● **To be done**: Quote every one of the entries below word for word, leaving out the pictures.

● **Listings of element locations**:
╔══
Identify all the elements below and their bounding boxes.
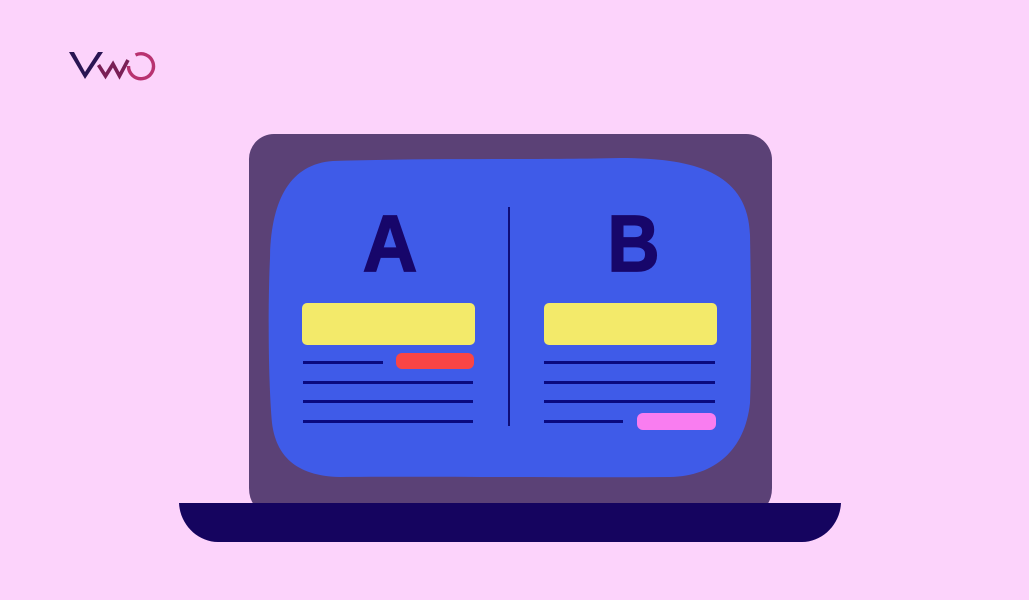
letter B: B	[608, 200, 659, 289]
divider	[508, 207, 510, 426]
letter A: A	[363, 200, 417, 289]
laptop screen	[269, 158, 751, 477]
variant B	[544, 200, 717, 430]
laptop base	[179, 503, 841, 542]
text lines A	[303, 361, 473, 423]
variant A	[302, 200, 475, 423]
laptop	[179, 134, 841, 542]
red button A	[396, 353, 474, 369]
yellow headline bar A	[302, 303, 475, 345]
logo V	[69, 52, 103, 79]
pink button B	[637, 413, 716, 430]
yellow headline bar B	[544, 303, 717, 345]
logo O	[128, 54, 153, 79]
logo W	[98, 60, 128, 76]
text lines B	[544, 361, 715, 423]
laptop body	[249, 134, 772, 505]
logo: VWO	[69, 52, 153, 79]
╚══
● **Result for this task**:
Identify all the elements below and their bounding boxes.
letter B: B	[608, 200, 659, 289]
divider	[508, 207, 510, 426]
letter A: A	[363, 200, 417, 289]
laptop screen	[269, 158, 751, 477]
variant B	[544, 200, 717, 430]
laptop base	[179, 503, 841, 542]
text lines A	[303, 361, 473, 423]
variant A	[302, 200, 475, 423]
laptop	[179, 134, 841, 542]
red button A	[396, 353, 474, 369]
yellow headline bar A	[302, 303, 475, 345]
logo V	[69, 52, 103, 79]
pink button B	[637, 413, 716, 430]
yellow headline bar B	[544, 303, 717, 345]
logo O	[128, 54, 153, 79]
logo W	[98, 60, 128, 76]
text lines B	[544, 361, 715, 423]
laptop body	[249, 134, 772, 505]
logo: VWO	[69, 52, 153, 79]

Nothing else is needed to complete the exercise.